* Exercise details
Every line that holds "said" should be shown.

* Material provided
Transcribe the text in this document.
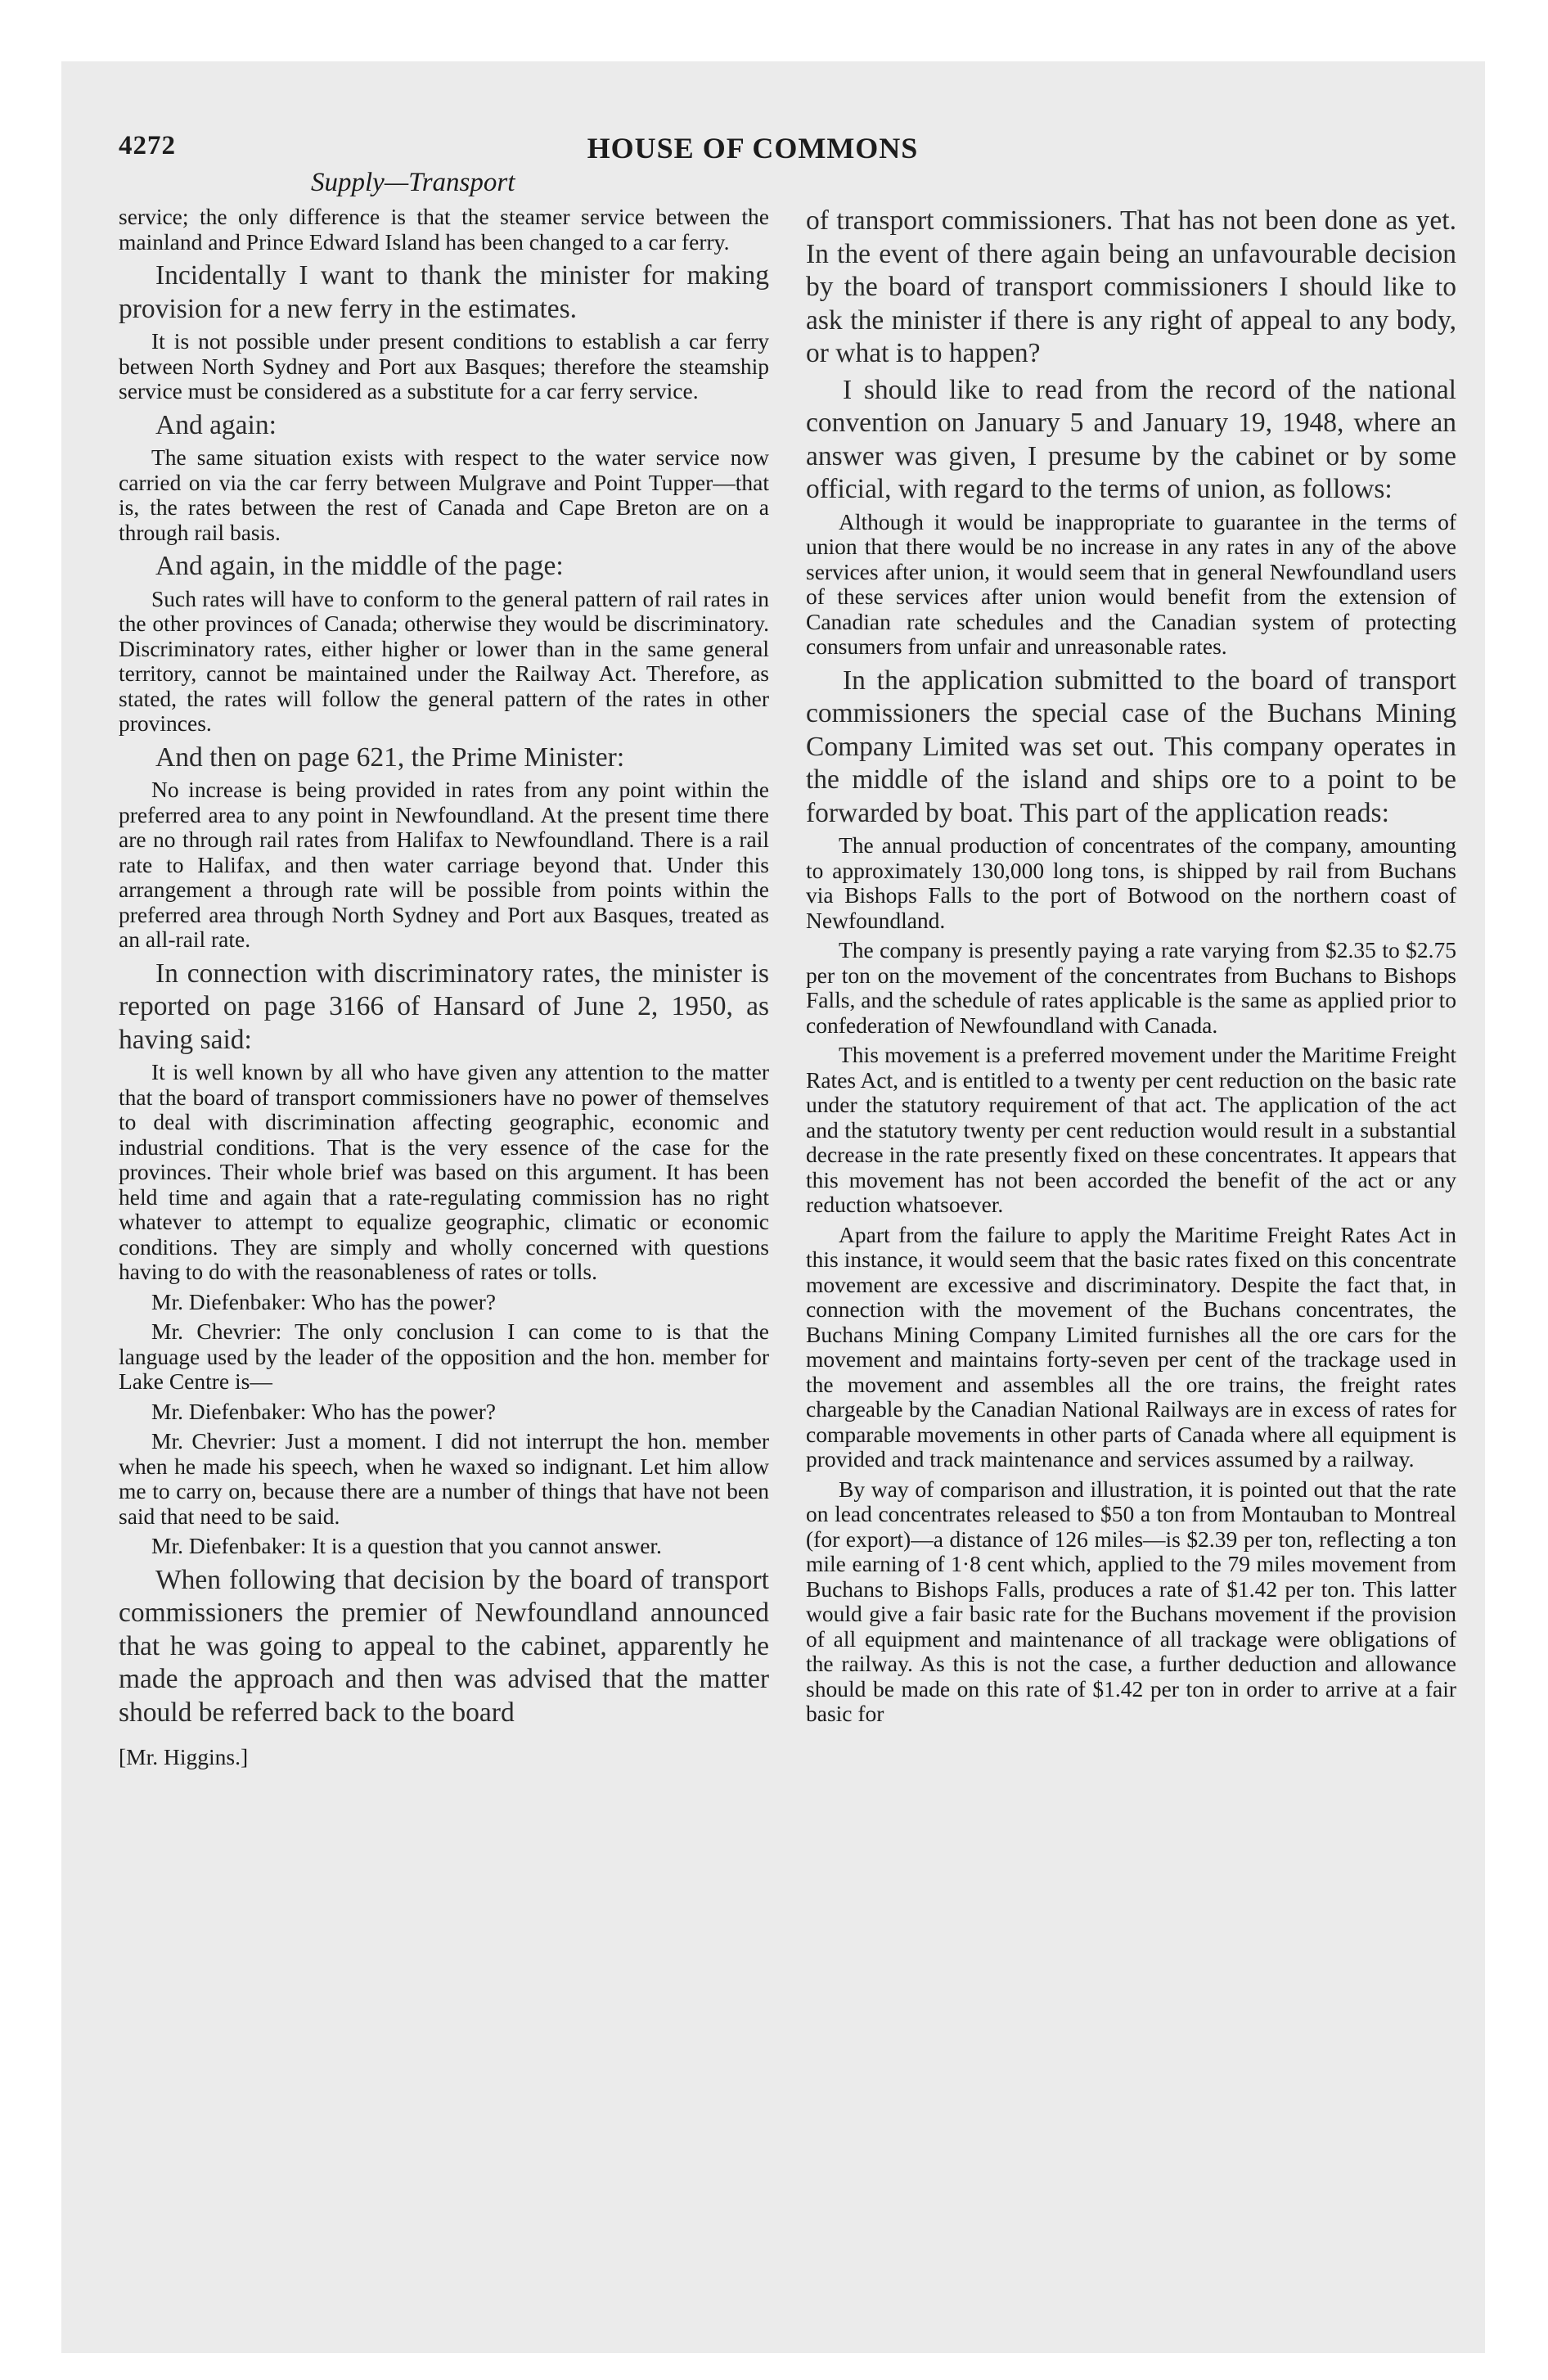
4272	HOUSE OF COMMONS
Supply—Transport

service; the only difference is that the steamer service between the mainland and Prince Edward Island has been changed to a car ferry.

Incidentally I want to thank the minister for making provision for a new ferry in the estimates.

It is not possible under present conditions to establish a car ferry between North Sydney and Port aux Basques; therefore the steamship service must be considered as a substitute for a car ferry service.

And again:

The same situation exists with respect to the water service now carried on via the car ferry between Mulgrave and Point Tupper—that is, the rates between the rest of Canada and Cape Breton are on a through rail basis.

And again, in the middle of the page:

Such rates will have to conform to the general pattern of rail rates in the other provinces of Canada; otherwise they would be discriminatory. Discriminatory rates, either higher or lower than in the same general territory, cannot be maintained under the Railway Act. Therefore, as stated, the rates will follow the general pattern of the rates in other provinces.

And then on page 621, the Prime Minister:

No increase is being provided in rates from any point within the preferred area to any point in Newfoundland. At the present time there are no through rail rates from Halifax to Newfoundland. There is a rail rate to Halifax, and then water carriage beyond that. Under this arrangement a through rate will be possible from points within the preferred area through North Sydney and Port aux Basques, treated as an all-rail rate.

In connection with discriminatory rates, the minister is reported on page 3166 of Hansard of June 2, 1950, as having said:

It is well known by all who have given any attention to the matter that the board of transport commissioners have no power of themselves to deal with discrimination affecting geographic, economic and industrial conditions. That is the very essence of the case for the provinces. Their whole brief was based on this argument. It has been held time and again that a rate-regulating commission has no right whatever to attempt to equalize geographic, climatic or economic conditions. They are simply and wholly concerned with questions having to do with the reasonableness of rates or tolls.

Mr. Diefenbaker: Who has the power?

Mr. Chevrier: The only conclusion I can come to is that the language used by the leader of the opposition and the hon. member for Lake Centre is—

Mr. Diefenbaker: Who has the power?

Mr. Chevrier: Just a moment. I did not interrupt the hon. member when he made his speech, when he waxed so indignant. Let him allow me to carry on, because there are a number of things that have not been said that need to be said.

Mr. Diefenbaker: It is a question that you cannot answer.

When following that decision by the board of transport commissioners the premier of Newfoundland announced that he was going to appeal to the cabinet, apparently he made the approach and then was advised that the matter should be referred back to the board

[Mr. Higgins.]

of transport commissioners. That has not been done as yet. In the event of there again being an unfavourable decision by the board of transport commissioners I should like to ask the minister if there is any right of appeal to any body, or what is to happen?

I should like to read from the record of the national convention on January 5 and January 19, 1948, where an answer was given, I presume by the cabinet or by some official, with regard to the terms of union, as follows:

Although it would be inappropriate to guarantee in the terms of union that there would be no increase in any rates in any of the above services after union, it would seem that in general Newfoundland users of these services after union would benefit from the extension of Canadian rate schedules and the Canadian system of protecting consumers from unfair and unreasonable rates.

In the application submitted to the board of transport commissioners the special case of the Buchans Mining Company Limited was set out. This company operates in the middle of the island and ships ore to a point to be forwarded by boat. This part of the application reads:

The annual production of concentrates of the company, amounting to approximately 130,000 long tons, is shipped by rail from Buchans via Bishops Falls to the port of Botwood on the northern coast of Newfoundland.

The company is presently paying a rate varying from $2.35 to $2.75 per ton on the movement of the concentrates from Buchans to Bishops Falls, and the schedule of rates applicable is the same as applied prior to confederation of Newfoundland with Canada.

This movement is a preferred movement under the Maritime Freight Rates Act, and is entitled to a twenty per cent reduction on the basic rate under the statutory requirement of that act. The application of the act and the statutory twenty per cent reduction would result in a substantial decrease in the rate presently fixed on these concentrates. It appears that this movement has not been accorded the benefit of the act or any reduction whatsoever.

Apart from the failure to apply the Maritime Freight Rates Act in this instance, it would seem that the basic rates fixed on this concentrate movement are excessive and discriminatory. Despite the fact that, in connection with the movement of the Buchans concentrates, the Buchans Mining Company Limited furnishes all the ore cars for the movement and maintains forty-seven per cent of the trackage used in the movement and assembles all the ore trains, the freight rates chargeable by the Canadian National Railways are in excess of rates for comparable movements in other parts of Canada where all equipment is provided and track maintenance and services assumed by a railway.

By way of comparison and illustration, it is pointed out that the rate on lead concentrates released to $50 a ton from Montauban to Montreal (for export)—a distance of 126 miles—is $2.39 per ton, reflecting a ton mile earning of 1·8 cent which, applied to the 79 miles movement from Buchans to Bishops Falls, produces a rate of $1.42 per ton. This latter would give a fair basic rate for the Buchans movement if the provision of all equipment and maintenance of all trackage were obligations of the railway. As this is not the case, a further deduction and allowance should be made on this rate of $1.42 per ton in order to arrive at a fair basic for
--
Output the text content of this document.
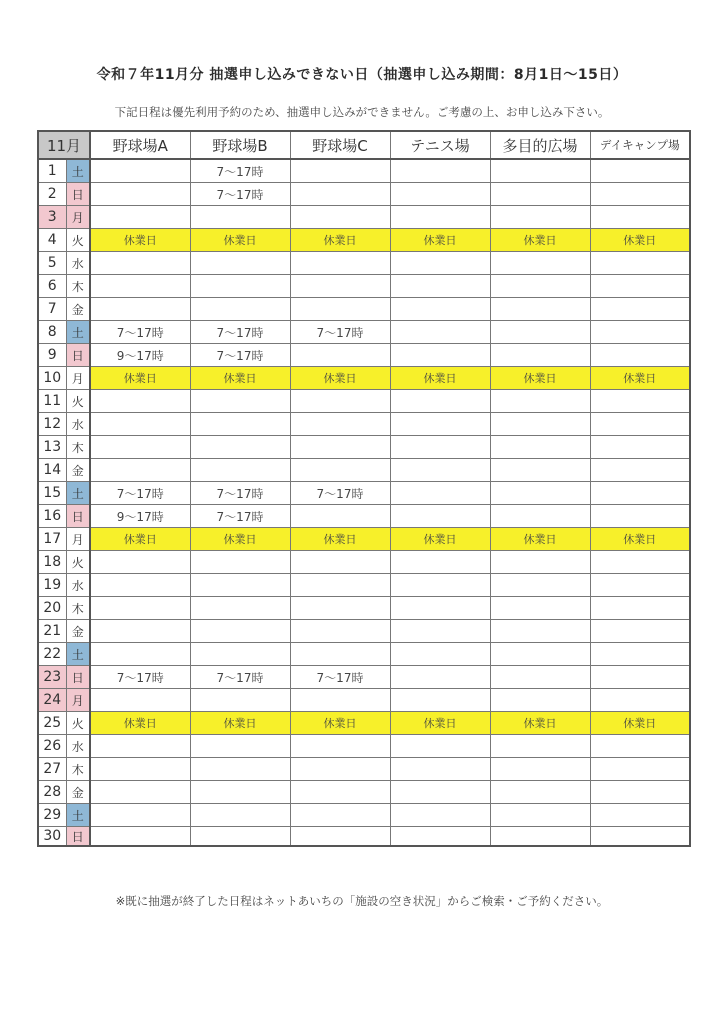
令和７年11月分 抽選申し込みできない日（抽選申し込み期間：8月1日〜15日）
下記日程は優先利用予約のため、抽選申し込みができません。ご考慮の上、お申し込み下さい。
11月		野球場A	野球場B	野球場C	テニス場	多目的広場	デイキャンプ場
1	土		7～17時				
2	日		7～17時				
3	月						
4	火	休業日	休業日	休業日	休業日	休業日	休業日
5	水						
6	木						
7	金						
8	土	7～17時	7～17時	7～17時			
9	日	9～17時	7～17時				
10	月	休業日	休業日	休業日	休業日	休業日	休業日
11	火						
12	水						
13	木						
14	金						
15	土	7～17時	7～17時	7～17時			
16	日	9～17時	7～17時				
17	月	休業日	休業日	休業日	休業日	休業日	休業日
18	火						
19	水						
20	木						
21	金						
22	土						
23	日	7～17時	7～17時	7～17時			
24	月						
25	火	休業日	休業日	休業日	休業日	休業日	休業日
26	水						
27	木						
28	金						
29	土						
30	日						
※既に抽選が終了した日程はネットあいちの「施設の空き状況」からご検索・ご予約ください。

* Task output
In connection with discriminatory rates, the minister is reported on page 3166 of Hansard of June 2, 1950, as having said:
Mr. Chevrier: Just a moment. I did not interrupt the hon. member when he made his speech, when he waxed so indignant. Let him allow me to carry on, because there are a number of things that have not been said that need to be said.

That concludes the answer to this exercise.